**Directions for this task:** Copy out the data exactly, leaving the pictures behind.

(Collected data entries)
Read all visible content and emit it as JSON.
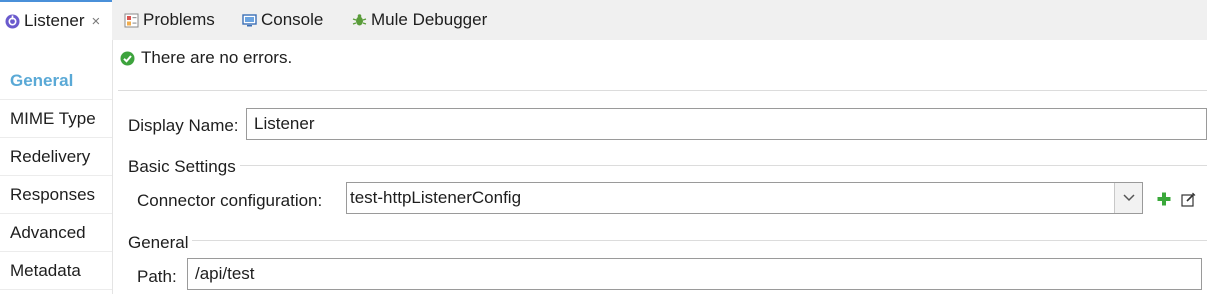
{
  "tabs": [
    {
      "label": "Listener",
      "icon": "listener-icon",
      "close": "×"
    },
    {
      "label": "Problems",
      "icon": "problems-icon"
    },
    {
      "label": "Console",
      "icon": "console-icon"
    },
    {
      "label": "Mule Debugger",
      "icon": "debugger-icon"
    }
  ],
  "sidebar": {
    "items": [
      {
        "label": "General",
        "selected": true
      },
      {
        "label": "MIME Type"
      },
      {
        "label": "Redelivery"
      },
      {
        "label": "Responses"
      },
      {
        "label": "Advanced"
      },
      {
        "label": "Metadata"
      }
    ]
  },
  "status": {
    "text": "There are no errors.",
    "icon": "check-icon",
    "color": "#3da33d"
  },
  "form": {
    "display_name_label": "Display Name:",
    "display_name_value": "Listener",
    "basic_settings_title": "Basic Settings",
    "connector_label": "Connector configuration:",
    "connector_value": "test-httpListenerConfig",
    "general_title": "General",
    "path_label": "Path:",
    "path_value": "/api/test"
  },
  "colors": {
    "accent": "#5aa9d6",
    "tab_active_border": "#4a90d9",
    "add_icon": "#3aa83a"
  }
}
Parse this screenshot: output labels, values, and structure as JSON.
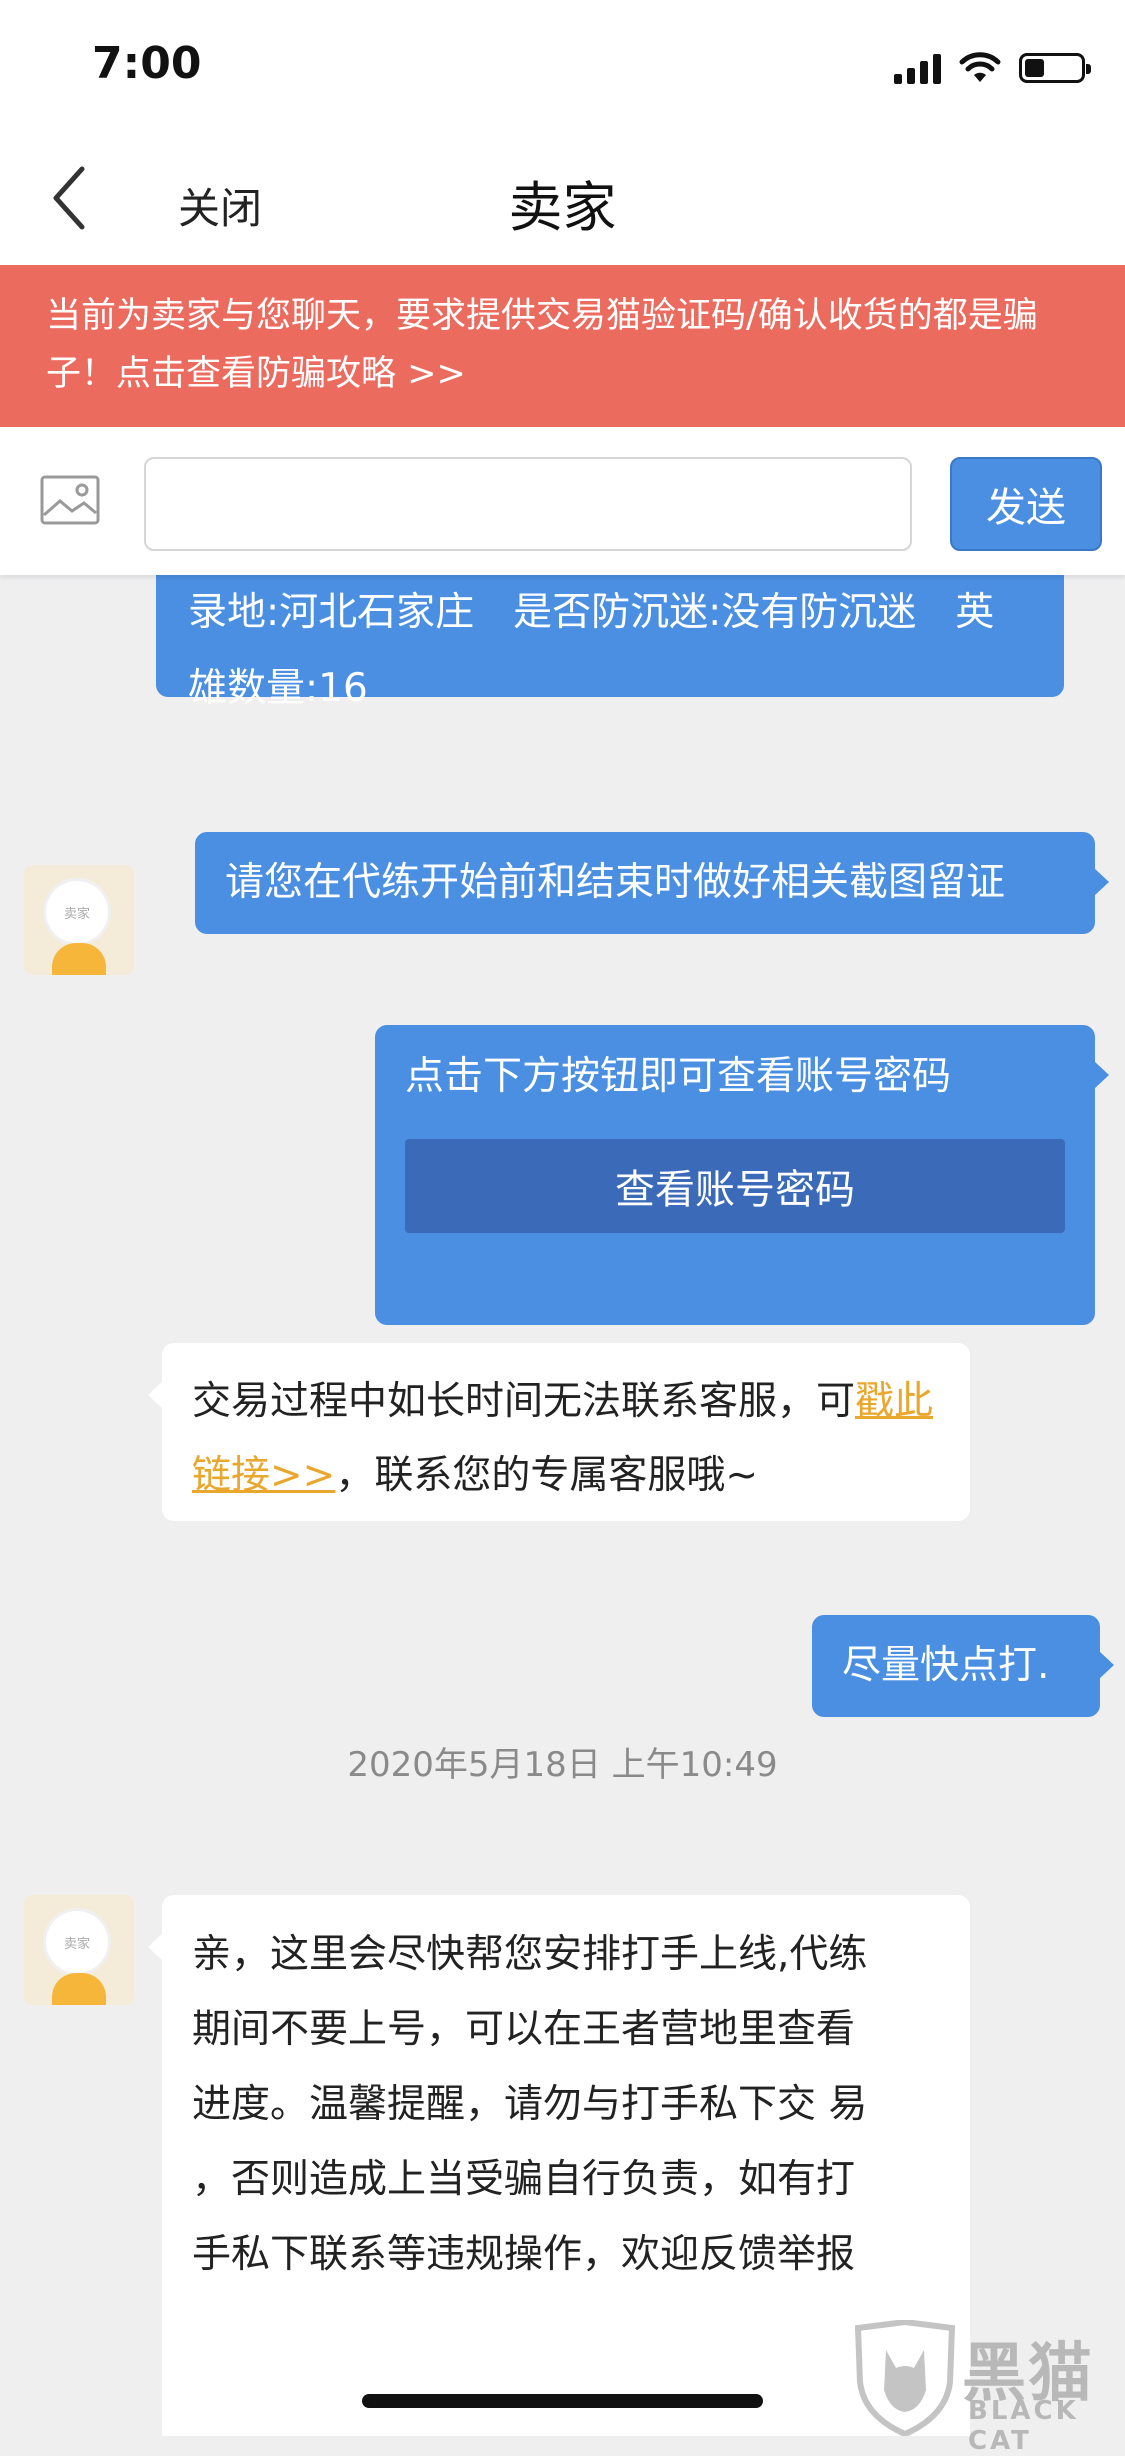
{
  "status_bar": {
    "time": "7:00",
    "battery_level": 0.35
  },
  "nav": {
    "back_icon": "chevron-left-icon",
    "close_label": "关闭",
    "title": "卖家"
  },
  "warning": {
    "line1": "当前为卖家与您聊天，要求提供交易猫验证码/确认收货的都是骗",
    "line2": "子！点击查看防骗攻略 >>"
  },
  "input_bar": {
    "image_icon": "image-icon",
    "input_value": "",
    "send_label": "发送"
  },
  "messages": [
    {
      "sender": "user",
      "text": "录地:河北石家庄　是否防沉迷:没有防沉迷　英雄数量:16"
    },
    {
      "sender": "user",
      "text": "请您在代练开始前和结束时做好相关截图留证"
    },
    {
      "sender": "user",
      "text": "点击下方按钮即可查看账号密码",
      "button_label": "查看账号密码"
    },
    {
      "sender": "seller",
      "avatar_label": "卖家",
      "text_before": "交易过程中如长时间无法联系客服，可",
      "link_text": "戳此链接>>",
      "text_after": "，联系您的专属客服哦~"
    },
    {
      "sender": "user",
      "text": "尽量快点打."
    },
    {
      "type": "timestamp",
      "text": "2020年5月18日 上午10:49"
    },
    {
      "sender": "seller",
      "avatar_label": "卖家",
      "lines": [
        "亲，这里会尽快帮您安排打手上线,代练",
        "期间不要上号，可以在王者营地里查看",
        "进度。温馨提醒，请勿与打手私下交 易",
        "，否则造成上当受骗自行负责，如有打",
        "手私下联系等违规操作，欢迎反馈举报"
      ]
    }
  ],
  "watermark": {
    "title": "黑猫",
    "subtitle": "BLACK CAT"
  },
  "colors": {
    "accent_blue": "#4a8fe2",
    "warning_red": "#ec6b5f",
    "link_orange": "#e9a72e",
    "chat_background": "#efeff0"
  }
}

**Solution to the exercise:**
Read all visible content and emit it as JSON.
{
  "tabs": [
    {
      "label": "Listener",
      "icon": "listener-icon",
      "close": "×"
    },
    {
      "label": "Problems",
      "icon": "problems-icon"
    },
    {
      "label": "Console",
      "icon": "console-icon"
    },
    {
      "label": "Mule Debugger",
      "icon": "debugger-icon"
    }
  ],
  "sidebar": {
    "items": [
      {
        "label": "General",
        "selected": true
      },
      {
        "label": "MIME Type"
      },
      {
        "label": "Redelivery"
      },
      {
        "label": "Responses"
      },
      {
        "label": "Advanced"
      },
      {
        "label": "Metadata"
      }
    ]
  },
  "status": {
    "text": "There are no errors.",
    "icon": "check-icon",
    "color": "#3da33d"
  },
  "form": {
    "display_name_label": "Display Name:",
    "display_name_value": "Listener",
    "basic_settings_title": "Basic Settings",
    "connector_label": "Connector configuration:",
    "connector_value": "test-httpListenerConfig",
    "general_title": "General",
    "path_label": "Path:",
    "path_value": "/api/test"
  },
  "colors": {
    "accent": "#5aa9d6",
    "tab_active_border": "#4a90d9",
    "add_icon": "#3aa83a"
  }
}
Parse this screenshot: output labels, values, and structure as JSON.
{
  "status_bar": {
    "time": "7:00",
    "battery_level": 0.35
  },
  "nav": {
    "back_icon": "chevron-left-icon",
    "close_label": "关闭",
    "title": "卖家"
  },
  "warning": {
    "line1": "当前为卖家与您聊天，要求提供交易猫验证码/确认收货的都是骗",
    "line2": "子！点击查看防骗攻略 >>"
  },
  "input_bar": {
    "image_icon": "image-icon",
    "input_value": "",
    "send_label": "发送"
  },
  "messages": [
    {
      "sender": "user",
      "text": "录地:河北石家庄　是否防沉迷:没有防沉迷　英雄数量:16"
    },
    {
      "sender": "user",
      "text": "请您在代练开始前和结束时做好相关截图留证"
    },
    {
      "sender": "user",
      "text": "点击下方按钮即可查看账号密码",
      "button_label": "查看账号密码"
    },
    {
      "sender": "seller",
      "avatar_label": "卖家",
      "text_before": "交易过程中如长时间无法联系客服，可",
      "link_text": "戳此链接>>",
      "text_after": "，联系您的专属客服哦~"
    },
    {
      "sender": "user",
      "text": "尽量快点打."
    },
    {
      "type": "timestamp",
      "text": "2020年5月18日 上午10:49"
    },
    {
      "sender": "seller",
      "avatar_label": "卖家",
      "lines": [
        "亲，这里会尽快帮您安排打手上线,代练",
        "期间不要上号，可以在王者营地里查看",
        "进度。温馨提醒，请勿与打手私下交 易",
        "，否则造成上当受骗自行负责，如有打",
        "手私下联系等违规操作，欢迎反馈举报"
      ]
    }
  ],
  "watermark": {
    "title": "黑猫",
    "subtitle": "BLACK CAT"
  },
  "colors": {
    "accent_blue": "#4a8fe2",
    "warning_red": "#ec6b5f",
    "link_orange": "#e9a72e",
    "chat_background": "#efeff0"
  }
}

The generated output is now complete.